→ **Aim**:
Locate every line that holds the string "other" and copy it.

→ **Extracted records**:
────────────────────
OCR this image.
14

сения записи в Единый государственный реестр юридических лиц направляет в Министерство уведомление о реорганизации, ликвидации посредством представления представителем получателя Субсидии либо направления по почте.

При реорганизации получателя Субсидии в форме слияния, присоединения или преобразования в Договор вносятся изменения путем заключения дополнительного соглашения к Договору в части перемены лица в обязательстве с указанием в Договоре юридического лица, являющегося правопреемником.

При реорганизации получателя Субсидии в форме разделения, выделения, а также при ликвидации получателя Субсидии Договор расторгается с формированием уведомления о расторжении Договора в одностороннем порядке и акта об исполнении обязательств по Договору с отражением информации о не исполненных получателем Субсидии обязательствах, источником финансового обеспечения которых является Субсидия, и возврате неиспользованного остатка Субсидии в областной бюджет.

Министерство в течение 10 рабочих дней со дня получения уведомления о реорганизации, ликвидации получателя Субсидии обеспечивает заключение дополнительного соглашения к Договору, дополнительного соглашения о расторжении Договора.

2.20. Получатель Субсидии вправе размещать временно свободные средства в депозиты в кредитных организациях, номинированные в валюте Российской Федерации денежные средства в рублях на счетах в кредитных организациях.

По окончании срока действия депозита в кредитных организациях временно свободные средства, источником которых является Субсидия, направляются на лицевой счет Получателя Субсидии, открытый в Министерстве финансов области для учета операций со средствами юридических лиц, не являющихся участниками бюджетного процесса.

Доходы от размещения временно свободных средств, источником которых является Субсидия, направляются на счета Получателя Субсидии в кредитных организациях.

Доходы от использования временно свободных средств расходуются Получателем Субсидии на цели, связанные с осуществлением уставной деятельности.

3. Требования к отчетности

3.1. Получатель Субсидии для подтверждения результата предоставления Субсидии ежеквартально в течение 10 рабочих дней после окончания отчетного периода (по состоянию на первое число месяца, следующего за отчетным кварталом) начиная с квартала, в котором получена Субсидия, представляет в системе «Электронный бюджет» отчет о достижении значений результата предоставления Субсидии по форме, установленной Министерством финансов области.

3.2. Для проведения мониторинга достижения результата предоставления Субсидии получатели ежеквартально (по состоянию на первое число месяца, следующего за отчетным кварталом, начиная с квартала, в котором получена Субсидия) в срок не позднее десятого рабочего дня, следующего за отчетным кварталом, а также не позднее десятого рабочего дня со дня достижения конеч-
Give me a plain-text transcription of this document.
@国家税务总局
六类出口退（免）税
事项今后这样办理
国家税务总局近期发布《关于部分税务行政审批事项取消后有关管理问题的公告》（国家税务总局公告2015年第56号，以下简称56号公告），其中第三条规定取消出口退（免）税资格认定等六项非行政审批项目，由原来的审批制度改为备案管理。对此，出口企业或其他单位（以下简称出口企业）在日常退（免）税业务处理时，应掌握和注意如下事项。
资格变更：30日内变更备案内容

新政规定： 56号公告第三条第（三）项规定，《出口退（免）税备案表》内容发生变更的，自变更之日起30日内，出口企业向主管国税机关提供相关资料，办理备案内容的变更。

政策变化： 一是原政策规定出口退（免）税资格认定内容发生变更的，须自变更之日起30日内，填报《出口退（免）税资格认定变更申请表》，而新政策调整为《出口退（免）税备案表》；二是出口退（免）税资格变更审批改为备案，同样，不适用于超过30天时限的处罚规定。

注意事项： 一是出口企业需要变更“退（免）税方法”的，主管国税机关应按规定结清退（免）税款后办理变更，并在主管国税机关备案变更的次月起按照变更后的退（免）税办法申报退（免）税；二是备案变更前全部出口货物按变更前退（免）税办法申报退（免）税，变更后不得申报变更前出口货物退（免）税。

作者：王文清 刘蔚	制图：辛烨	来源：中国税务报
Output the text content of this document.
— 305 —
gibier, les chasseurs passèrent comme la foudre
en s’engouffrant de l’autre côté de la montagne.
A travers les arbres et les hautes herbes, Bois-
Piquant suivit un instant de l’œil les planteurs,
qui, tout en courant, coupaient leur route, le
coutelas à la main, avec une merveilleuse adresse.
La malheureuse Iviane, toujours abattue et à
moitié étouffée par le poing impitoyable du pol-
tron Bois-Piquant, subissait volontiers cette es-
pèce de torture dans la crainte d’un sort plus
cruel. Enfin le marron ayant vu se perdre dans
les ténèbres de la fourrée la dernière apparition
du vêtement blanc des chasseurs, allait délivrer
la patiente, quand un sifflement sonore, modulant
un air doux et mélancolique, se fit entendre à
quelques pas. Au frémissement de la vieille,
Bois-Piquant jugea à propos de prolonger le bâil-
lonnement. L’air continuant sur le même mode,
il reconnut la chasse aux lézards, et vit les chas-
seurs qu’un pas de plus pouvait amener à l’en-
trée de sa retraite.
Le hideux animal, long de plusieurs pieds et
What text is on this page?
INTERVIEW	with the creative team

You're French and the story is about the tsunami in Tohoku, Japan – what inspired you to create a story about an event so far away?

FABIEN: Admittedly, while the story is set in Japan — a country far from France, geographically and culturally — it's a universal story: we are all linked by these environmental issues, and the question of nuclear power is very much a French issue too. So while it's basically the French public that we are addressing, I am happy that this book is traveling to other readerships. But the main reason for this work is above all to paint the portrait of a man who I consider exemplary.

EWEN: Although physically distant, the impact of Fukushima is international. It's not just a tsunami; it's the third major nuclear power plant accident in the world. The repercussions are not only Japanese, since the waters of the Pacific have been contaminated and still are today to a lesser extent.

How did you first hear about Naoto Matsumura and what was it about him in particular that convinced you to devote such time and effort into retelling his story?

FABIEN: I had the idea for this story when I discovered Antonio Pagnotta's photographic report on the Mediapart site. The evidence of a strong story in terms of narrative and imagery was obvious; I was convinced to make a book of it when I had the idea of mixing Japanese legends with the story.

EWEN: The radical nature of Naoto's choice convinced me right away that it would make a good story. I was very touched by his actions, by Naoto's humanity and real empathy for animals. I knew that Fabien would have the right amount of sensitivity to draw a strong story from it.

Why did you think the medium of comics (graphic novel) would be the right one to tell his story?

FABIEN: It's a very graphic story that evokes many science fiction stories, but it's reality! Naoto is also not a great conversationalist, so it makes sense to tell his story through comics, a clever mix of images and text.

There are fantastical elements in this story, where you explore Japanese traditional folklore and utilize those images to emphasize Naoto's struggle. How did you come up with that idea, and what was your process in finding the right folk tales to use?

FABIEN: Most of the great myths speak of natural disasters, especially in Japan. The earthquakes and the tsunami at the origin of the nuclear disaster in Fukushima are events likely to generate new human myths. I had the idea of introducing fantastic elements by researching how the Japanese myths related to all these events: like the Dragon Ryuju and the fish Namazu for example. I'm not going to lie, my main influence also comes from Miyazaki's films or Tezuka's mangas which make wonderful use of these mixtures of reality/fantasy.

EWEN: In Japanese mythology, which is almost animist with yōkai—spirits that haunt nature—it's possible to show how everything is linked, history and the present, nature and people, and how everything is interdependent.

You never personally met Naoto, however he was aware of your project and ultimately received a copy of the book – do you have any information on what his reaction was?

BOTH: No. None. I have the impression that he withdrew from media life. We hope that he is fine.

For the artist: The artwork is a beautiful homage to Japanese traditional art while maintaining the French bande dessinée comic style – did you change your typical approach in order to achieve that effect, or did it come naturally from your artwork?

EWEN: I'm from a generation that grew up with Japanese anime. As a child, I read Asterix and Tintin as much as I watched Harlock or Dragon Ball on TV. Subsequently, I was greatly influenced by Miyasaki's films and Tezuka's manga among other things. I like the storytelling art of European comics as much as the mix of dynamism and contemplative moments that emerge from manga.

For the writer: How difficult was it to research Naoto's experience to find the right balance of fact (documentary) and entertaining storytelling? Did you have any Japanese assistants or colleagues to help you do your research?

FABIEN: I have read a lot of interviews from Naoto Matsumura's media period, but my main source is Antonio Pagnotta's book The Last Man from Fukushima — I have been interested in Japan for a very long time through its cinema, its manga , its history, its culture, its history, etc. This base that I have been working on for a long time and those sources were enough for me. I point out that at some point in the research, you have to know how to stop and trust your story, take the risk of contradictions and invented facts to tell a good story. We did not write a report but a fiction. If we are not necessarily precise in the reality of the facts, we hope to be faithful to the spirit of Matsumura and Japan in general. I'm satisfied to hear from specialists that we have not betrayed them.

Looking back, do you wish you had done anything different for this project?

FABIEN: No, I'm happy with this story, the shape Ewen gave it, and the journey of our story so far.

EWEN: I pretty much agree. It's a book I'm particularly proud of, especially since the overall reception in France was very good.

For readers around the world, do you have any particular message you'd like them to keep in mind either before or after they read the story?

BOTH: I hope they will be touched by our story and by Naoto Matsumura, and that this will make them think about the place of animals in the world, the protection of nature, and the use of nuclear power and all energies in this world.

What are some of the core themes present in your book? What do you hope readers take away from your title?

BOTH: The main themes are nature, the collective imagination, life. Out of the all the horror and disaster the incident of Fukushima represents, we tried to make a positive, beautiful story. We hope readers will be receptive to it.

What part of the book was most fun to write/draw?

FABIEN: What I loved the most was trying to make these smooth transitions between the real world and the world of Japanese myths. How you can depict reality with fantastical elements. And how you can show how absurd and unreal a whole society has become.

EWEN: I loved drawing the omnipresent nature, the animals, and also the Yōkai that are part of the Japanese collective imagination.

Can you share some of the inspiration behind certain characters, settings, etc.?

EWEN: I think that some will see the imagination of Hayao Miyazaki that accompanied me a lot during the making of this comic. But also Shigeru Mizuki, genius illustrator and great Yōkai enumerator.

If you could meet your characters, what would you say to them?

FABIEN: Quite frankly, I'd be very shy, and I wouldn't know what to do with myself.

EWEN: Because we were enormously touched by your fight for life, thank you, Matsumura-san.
────────────────────
→ **Reply to the task**:
FABIEN: Admittedly, while the story is set in Japan — a country far from France, geographically and culturally — it's a universal story: we are all linked by these environmental issues, and the question of nuclear power is very much a French issue too. So while it's basically the French public that we are addressing, I am happy that this book is traveling to other readerships. But the main reason for this work is above all to paint the portrait of a man who I consider exemplary.
EWEN: I'm from a generation that grew up with Japanese anime. As a child, I read Asterix and Tintin as much as I watched Harlock or Dragon Ball on TV. Subsequently, I was greatly influenced by Miyasaki's films and Tezuka's manga among other things. I like the storytelling art of European comics as much as the mix of dynamism and contemplative moments that emerge from manga.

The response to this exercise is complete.